▶ _Exercise directions_: Find all the lines with "耙矸机安装时" and gather them.

▶

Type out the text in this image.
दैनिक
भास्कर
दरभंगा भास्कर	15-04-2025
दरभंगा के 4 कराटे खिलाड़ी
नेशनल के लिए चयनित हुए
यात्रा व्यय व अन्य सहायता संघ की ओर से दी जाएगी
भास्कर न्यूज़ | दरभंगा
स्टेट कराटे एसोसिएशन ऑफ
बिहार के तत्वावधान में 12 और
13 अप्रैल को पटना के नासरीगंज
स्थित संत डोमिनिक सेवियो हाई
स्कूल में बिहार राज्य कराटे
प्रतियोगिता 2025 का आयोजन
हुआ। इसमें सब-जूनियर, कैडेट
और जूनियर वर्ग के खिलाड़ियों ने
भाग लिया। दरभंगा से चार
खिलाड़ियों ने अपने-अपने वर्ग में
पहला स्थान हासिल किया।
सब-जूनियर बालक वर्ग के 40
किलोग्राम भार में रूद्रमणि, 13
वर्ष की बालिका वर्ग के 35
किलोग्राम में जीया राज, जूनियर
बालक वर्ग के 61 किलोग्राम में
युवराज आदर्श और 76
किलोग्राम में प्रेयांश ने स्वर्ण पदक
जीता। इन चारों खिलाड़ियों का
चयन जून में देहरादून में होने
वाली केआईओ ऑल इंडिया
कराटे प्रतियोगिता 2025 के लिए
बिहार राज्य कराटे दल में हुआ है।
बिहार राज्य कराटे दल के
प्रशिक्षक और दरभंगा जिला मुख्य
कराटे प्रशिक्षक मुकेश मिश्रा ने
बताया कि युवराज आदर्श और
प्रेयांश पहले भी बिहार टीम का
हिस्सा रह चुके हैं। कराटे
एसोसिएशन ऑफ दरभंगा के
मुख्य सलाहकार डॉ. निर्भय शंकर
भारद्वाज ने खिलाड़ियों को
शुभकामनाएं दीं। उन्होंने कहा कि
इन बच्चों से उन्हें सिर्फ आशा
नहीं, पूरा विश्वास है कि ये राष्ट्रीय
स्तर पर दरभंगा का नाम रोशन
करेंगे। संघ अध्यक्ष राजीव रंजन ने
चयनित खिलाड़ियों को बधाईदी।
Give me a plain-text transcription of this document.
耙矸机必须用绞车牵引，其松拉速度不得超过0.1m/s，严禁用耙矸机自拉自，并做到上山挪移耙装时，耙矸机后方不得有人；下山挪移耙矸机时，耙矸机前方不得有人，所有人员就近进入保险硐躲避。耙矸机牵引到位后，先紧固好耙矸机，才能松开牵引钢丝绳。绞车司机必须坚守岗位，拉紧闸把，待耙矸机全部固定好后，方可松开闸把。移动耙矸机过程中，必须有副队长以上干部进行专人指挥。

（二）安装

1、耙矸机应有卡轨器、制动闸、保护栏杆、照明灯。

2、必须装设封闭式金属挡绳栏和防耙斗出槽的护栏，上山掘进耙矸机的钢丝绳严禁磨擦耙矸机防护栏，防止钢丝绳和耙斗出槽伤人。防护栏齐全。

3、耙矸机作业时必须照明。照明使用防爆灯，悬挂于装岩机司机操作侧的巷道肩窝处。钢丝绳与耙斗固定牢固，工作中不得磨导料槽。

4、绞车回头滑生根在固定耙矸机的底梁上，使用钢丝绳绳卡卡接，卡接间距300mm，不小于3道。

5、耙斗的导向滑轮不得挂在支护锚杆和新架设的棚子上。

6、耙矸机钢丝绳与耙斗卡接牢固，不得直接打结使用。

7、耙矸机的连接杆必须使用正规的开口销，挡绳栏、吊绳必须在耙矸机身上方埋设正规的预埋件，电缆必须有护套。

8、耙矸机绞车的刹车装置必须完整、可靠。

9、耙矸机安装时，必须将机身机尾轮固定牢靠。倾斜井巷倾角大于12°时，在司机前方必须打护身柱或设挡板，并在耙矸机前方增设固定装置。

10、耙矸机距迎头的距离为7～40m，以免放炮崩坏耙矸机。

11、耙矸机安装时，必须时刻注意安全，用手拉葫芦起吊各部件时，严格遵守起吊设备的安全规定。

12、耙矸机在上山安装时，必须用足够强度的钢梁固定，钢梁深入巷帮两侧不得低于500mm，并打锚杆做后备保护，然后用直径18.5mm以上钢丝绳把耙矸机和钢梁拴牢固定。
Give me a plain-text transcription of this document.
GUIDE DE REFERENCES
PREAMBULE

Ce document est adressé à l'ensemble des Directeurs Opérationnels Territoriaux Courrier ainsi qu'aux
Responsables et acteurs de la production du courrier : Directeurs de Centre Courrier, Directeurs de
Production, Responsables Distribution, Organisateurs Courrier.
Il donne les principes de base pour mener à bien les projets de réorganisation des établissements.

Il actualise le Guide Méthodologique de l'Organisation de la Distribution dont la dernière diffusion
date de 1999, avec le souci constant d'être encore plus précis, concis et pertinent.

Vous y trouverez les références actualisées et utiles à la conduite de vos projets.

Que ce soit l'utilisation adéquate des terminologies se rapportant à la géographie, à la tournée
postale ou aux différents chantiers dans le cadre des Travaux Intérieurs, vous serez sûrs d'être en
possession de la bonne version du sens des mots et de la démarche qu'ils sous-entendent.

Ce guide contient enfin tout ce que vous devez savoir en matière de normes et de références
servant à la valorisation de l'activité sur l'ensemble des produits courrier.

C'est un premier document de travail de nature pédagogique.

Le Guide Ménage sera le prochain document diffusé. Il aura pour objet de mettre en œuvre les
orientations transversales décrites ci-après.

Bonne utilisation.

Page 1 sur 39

◀

▶ _Result for this exercise_:
9、耙矸机安装时，必须将机身机尾轮固定牢靠。倾斜井巷倾角大于12°时，在司机前方必须打护身柱或设挡板，并在耙矸机前方增设固定装置。
11、耙矸机安装时，必须时刻注意安全，用手拉葫芦起吊各部件时，严格遵守起吊设备的安全规定。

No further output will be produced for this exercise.